_GIVEN ENTRIES_
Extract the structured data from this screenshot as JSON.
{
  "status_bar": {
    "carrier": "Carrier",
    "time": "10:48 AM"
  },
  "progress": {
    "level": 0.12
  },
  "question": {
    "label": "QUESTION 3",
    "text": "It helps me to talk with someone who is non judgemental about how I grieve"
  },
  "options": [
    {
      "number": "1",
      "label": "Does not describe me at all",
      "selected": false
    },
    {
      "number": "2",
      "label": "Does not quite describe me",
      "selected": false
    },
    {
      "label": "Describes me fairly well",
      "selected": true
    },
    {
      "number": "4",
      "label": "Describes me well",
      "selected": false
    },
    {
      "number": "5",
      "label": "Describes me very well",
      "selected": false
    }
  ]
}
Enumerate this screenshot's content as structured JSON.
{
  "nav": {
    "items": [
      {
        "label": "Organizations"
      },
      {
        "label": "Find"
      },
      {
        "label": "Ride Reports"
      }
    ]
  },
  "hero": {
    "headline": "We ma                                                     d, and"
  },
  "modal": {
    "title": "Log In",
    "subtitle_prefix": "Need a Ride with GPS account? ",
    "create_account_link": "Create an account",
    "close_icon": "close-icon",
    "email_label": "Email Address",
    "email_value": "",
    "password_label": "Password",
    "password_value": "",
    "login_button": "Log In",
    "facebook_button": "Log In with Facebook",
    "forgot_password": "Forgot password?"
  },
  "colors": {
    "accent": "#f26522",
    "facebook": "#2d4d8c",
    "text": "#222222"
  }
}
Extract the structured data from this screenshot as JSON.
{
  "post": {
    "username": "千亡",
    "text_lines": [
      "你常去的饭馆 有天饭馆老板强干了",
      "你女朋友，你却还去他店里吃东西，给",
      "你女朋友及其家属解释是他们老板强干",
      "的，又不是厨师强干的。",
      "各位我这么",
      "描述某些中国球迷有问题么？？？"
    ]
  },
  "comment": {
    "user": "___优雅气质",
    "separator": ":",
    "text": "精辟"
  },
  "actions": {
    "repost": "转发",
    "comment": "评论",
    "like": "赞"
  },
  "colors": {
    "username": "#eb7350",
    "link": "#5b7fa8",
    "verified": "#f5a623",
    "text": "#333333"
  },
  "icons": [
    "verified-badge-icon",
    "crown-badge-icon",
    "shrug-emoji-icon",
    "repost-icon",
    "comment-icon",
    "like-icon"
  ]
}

_OBJECTIVE_
Above are the records. Identify each line that contains the word "Describes".

_ANSWER TO THIS PROBLEM_
      "label": "Describes me fairly well",
      "label": "Describes me well",
      "label": "Describes me very well",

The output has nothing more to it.